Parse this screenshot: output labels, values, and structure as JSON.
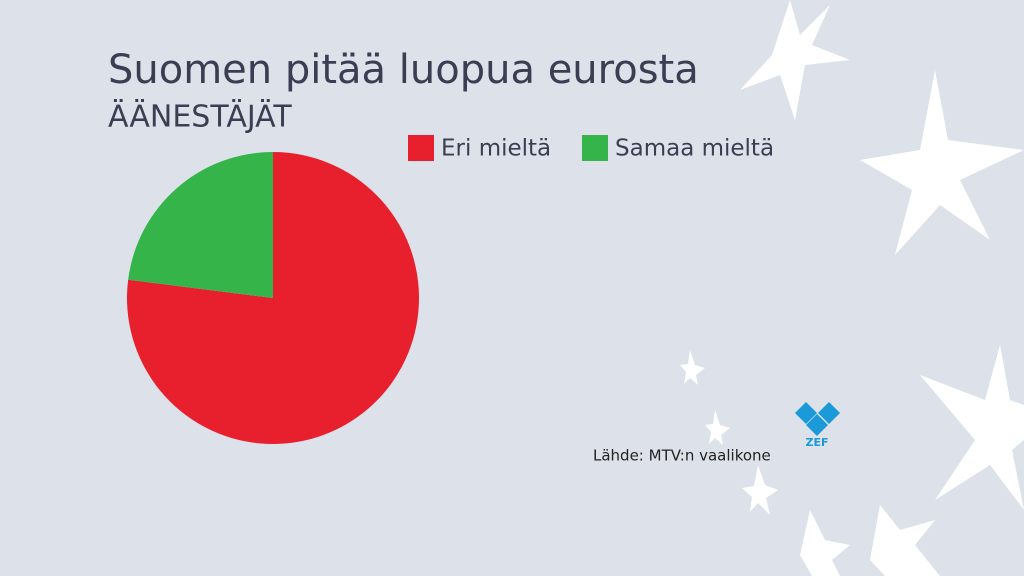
{
  "chart_data": {
    "type": "pie",
    "title": "Suomen pitää luopua eurosta",
    "subtitle": "ÄÄNESTÄJÄT",
    "categories": [
      "Eri mieltä",
      "Samaa mieltä"
    ],
    "values": [
      77,
      23
    ],
    "colors": [
      "#e8202e",
      "#35b44a"
    ],
    "legend": "top-right",
    "source": "Lähde: MTV:n vaalikone",
    "logo": "ZEF"
  }
}
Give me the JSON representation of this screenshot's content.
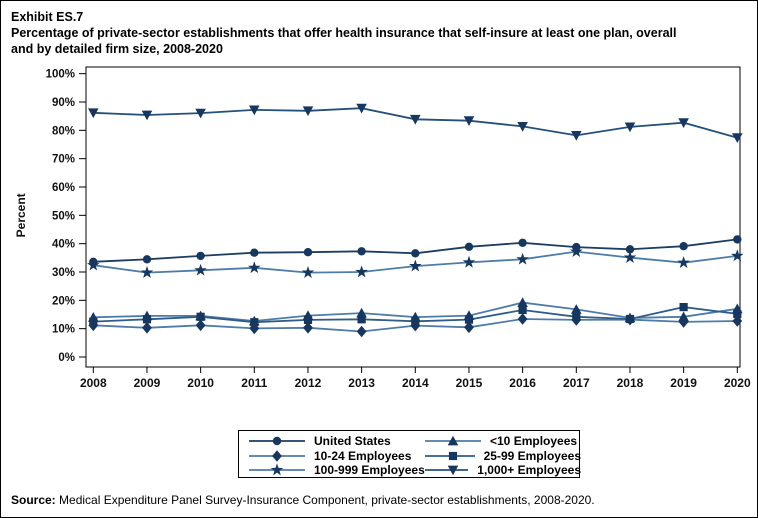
{
  "header": {
    "exhibit": "Exhibit ES.7",
    "title_line1": "Percentage of private-sector establishments that offer health insurance that self-insure at least one plan, overall",
    "title_line2": "and by detailed firm size, 2008-2020"
  },
  "chart_data": {
    "type": "line",
    "title": "Percentage of private-sector establishments that offer health insurance that self-insure at least one plan, overall and by detailed firm size, 2008-2020",
    "xlabel": "",
    "ylabel": "Percent",
    "ylim": [
      0,
      100
    ],
    "y_ticks": [
      "0%",
      "10%",
      "20%",
      "30%",
      "40%",
      "50%",
      "60%",
      "70%",
      "80%",
      "90%",
      "100%"
    ],
    "years": [
      "2008",
      "2009",
      "2010",
      "2011",
      "2012",
      "2013",
      "2014",
      "2015",
      "2016",
      "2017",
      "2018",
      "2019",
      "2020"
    ],
    "grid": false,
    "legend_position": "bottom-center",
    "marker_color": "#17375e",
    "series": [
      {
        "name": "United States",
        "marker": "circle",
        "line_color": "#1b3e61",
        "values": [
          33.6,
          34.5,
          35.7,
          36.8,
          37.0,
          37.3,
          36.6,
          38.9,
          40.3,
          38.8,
          38.0,
          39.1,
          41.5
        ]
      },
      {
        "name": "<10 Employees",
        "marker": "triangle-up",
        "line_color": "#4e7ca8",
        "values": [
          14.0,
          14.5,
          14.5,
          12.7,
          14.6,
          15.5,
          14.1,
          14.6,
          19.2,
          16.8,
          13.8,
          14.2,
          17.0
        ]
      },
      {
        "name": "10-24 Employees",
        "marker": "diamond",
        "line_color": "#4e7ca8",
        "values": [
          11.2,
          10.3,
          11.2,
          10.1,
          10.3,
          9.0,
          11.1,
          10.5,
          13.4,
          13.1,
          13.2,
          12.4,
          12.7
        ]
      },
      {
        "name": "25-99 Employees",
        "marker": "square",
        "line_color": "#2f5c88",
        "values": [
          12.5,
          13.3,
          14.2,
          12.3,
          13.1,
          13.3,
          12.6,
          13.2,
          16.6,
          14.2,
          13.4,
          17.6,
          15.2
        ]
      },
      {
        "name": "100-999 Employees",
        "marker": "star",
        "line_color": "#4e7ca8",
        "values": [
          32.4,
          29.8,
          30.6,
          31.5,
          29.8,
          30.0,
          32.1,
          33.4,
          34.5,
          37.2,
          35.1,
          33.3,
          35.7
        ]
      },
      {
        "name": "1,000+ Employees",
        "marker": "triangle-down",
        "line_color": "#24507a",
        "values": [
          86.2,
          85.4,
          86.1,
          87.2,
          86.9,
          87.8,
          83.9,
          83.4,
          81.4,
          78.2,
          81.2,
          82.7,
          77.4
        ]
      }
    ]
  },
  "source": {
    "label": "Source:",
    "text": " Medical Expenditure Panel Survey-Insurance Component, private-sector establishments, 2008-2020."
  }
}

▶ Job: Return to the listing above and set it down exactly, leaving out its pictures.

▶ Solved exercise:
Parse this screenshot: output labels, values, and structure as JSON.
{
  "chart_data": {
    "type": "pie",
    "title": "Suomen pitää luopua eurosta",
    "subtitle": "ÄÄNESTÄJÄT",
    "categories": [
      "Eri mieltä",
      "Samaa mieltä"
    ],
    "values": [
      77,
      23
    ],
    "colors": [
      "#e8202e",
      "#35b44a"
    ],
    "legend": "top-right",
    "source": "Lähde: MTV:n vaalikone",
    "logo": "ZEF"
  }
}
Give me the JSON representation of this screenshot's content.
{
  "header": {
    "exhibit": "Exhibit ES.7",
    "title_line1": "Percentage of private-sector establishments that offer health insurance that self-insure at least one plan, overall",
    "title_line2": "and by detailed firm size, 2008-2020"
  },
  "chart_data": {
    "type": "line",
    "title": "Percentage of private-sector establishments that offer health insurance that self-insure at least one plan, overall and by detailed firm size, 2008-2020",
    "xlabel": "",
    "ylabel": "Percent",
    "ylim": [
      0,
      100
    ],
    "y_ticks": [
      "0%",
      "10%",
      "20%",
      "30%",
      "40%",
      "50%",
      "60%",
      "70%",
      "80%",
      "90%",
      "100%"
    ],
    "years": [
      "2008",
      "2009",
      "2010",
      "2011",
      "2012",
      "2013",
      "2014",
      "2015",
      "2016",
      "2017",
      "2018",
      "2019",
      "2020"
    ],
    "grid": false,
    "legend_position": "bottom-center",
    "marker_color": "#17375e",
    "series": [
      {
        "name": "United States",
        "marker": "circle",
        "line_color": "#1b3e61",
        "values": [
          33.6,
          34.5,
          35.7,
          36.8,
          37.0,
          37.3,
          36.6,
          38.9,
          40.3,
          38.8,
          38.0,
          39.1,
          41.5
        ]
      },
      {
        "name": "<10 Employees",
        "marker": "triangle-up",
        "line_color": "#4e7ca8",
        "values": [
          14.0,
          14.5,
          14.5,
          12.7,
          14.6,
          15.5,
          14.1,
          14.6,
          19.2,
          16.8,
          13.8,
          14.2,
          17.0
        ]
      },
      {
        "name": "10-24 Employees",
        "marker": "diamond",
        "line_color": "#4e7ca8",
        "values": [
          11.2,
          10.3,
          11.2,
          10.1,
          10.3,
          9.0,
          11.1,
          10.5,
          13.4,
          13.1,
          13.2,
          12.4,
          12.7
        ]
      },
      {
        "name": "25-99 Employees",
        "marker": "square",
        "line_color": "#2f5c88",
        "values": [
          12.5,
          13.3,
          14.2,
          12.3,
          13.1,
          13.3,
          12.6,
          13.2,
          16.6,
          14.2,
          13.4,
          17.6,
          15.2
        ]
      },
      {
        "name": "100-999 Employees",
        "marker": "star",
        "line_color": "#4e7ca8",
        "values": [
          32.4,
          29.8,
          30.6,
          31.5,
          29.8,
          30.0,
          32.1,
          33.4,
          34.5,
          37.2,
          35.1,
          33.3,
          35.7
        ]
      },
      {
        "name": "1,000+ Employees",
        "marker": "triangle-down",
        "line_color": "#24507a",
        "values": [
          86.2,
          85.4,
          86.1,
          87.2,
          86.9,
          87.8,
          83.9,
          83.4,
          81.4,
          78.2,
          81.2,
          82.7,
          77.4
        ]
      }
    ]
  },
  "source": {
    "label": "Source:",
    "text": " Medical Expenditure Panel Survey-Insurance Component, private-sector establishments, 2008-2020."
  }
}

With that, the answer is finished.